Written exercise: The records below are to be copied word for word, with every picture left out.

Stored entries
--- Begin ---
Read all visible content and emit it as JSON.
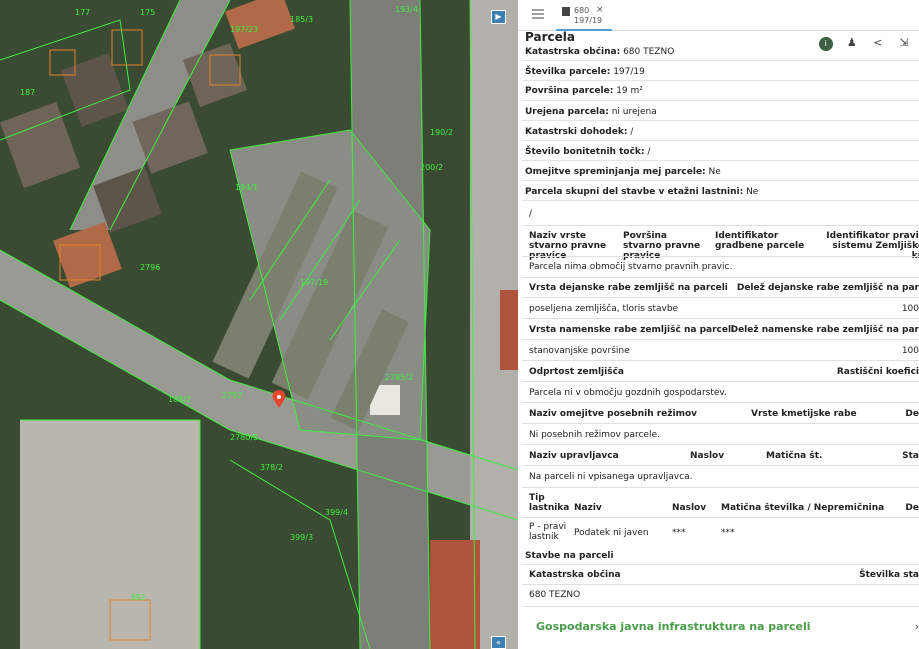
{
  "map": {
    "parcel_labels": [
      "177",
      "175",
      "187",
      "197/23",
      "185/3",
      "193/4",
      "190/2",
      "194/1",
      "197/19",
      "2785/2",
      "188/2",
      "2797",
      "2780/5",
      "378/2",
      "399/3",
      "399/4",
      "392",
      "2796",
      "200/2"
    ]
  },
  "tabbar": {
    "tab_line1": "680",
    "tab_line2": "197/19",
    "tab_close": "×"
  },
  "panel": {
    "title": "Parcela",
    "actions": [
      "info-icon",
      "person-pin-icon",
      "share-icon",
      "export-icon"
    ],
    "fields": [
      {
        "label": "Katastrska občina:",
        "value": "680 TEZNO"
      },
      {
        "label": "Številka parcele:",
        "value": "197/19"
      },
      {
        "label": "Površina parcele:",
        "value": "19 m²"
      },
      {
        "label": "Urejena parcela:",
        "value": "ni urejena"
      },
      {
        "label": "Katastrski dohodek:",
        "value": "/"
      },
      {
        "label": "Število bonitetnih točk:",
        "value": "/"
      },
      {
        "label": "Omejitve spreminjanja mej parcele:",
        "value": "Ne"
      },
      {
        "label": "Parcela skupni del stavbe v etažni lastnini:",
        "value": "Ne"
      }
    ],
    "slash": "/",
    "rights_headers": [
      "Naziv vrste stvarno pravne pravice",
      "Površina stvarno pravne pravice",
      "Identifikator gradbene parcele",
      "Identifikator pravic sistemu Zemljiške kn"
    ],
    "rights_empty": "Parcela nima območij stvarno pravnih pravic.",
    "actual_use_headers": [
      "Vrsta dejanske rabe zemljišč na parceli",
      "Delež dejanske rabe zemljišč na par"
    ],
    "actual_use_row": [
      "poseljena zemljišča, tloris stavbe",
      "100"
    ],
    "intended_use_headers": [
      "Vrsta namenske rabe zemljišč na parceli",
      "Delež namenske rabe zemljišč na par"
    ],
    "intended_use_row": [
      "stanovanjske površine",
      "100"
    ],
    "openness_headers": [
      "Odprtost zemljišča",
      "Rastiščni koefici"
    ],
    "openness_empty": "Parcela ni v območju gozdnih gospodarstev.",
    "regime_headers": [
      "Naziv omejitve posebnih režimov",
      "Vrste kmetijske rabe",
      "De"
    ],
    "regime_empty": "Ni posebnih režimov parcele.",
    "manager_headers": [
      "Naziv upravljavca",
      "Naslov",
      "Matična št.",
      "Sta"
    ],
    "manager_empty": "Na parceli ni vpisanega upravljavca.",
    "owner_headers": [
      "Tip lastnika",
      "Naziv",
      "Naslov",
      "Matična številka / Nepremičnina",
      "De"
    ],
    "owner_row": [
      "P - pravi lastnik",
      "Podatek ni javen",
      "***",
      "***"
    ],
    "buildings_title": "Stavbe na parceli",
    "buildings_headers": [
      "Katastrska občina",
      "Številka sta"
    ],
    "buildings_row": [
      "680 TEZNO"
    ],
    "footer_label": "Gospodarska javna infrastruktura na parceli",
    "footer_chevron": "›"
  }
}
--- End ---
Answer to the exercise:
Read all visible content and emit it as JSON.
{
  "map": {
    "parcel_labels": [
      "177",
      "175",
      "187",
      "197/23",
      "185/3",
      "193/4",
      "190/2",
      "194/1",
      "197/19",
      "2785/2",
      "188/2",
      "2797",
      "2780/5",
      "378/2",
      "399/3",
      "399/4",
      "392",
      "2796",
      "200/2"
    ]
  },
  "tabbar": {
    "tab_line1": "680",
    "tab_line2": "197/19",
    "tab_close": "×"
  },
  "panel": {
    "title": "Parcela",
    "actions": [
      "info-icon",
      "person-pin-icon",
      "share-icon",
      "export-icon"
    ],
    "fields": [
      {
        "label": "Katastrska občina:",
        "value": "680 TEZNO"
      },
      {
        "label": "Številka parcele:",
        "value": "197/19"
      },
      {
        "label": "Površina parcele:",
        "value": "19 m²"
      },
      {
        "label": "Urejena parcela:",
        "value": "ni urejena"
      },
      {
        "label": "Katastrski dohodek:",
        "value": "/"
      },
      {
        "label": "Število bonitetnih točk:",
        "value": "/"
      },
      {
        "label": "Omejitve spreminjanja mej parcele:",
        "value": "Ne"
      },
      {
        "label": "Parcela skupni del stavbe v etažni lastnini:",
        "value": "Ne"
      }
    ],
    "slash": "/",
    "rights_headers": [
      "Naziv vrste stvarno pravne pravice",
      "Površina stvarno pravne pravice",
      "Identifikator gradbene parcele",
      "Identifikator pravic sistemu Zemljiške kn"
    ],
    "rights_empty": "Parcela nima območij stvarno pravnih pravic.",
    "actual_use_headers": [
      "Vrsta dejanske rabe zemljišč na parceli",
      "Delež dejanske rabe zemljišč na par"
    ],
    "actual_use_row": [
      "poseljena zemljišča, tloris stavbe",
      "100"
    ],
    "intended_use_headers": [
      "Vrsta namenske rabe zemljišč na parceli",
      "Delež namenske rabe zemljišč na par"
    ],
    "intended_use_row": [
      "stanovanjske površine",
      "100"
    ],
    "openness_headers": [
      "Odprtost zemljišča",
      "Rastiščni koefici"
    ],
    "openness_empty": "Parcela ni v območju gozdnih gospodarstev.",
    "regime_headers": [
      "Naziv omejitve posebnih režimov",
      "Vrste kmetijske rabe",
      "De"
    ],
    "regime_empty": "Ni posebnih režimov parcele.",
    "manager_headers": [
      "Naziv upravljavca",
      "Naslov",
      "Matična št.",
      "Sta"
    ],
    "manager_empty": "Na parceli ni vpisanega upravljavca.",
    "owner_headers": [
      "Tip lastnika",
      "Naziv",
      "Naslov",
      "Matična številka / Nepremičnina",
      "De"
    ],
    "owner_row": [
      "P - pravi lastnik",
      "Podatek ni javen",
      "***",
      "***"
    ],
    "buildings_title": "Stavbe na parceli",
    "buildings_headers": [
      "Katastrska občina",
      "Številka sta"
    ],
    "buildings_row": [
      "680 TEZNO"
    ],
    "footer_label": "Gospodarska javna infrastruktura na parceli",
    "footer_chevron": "›"
  }
}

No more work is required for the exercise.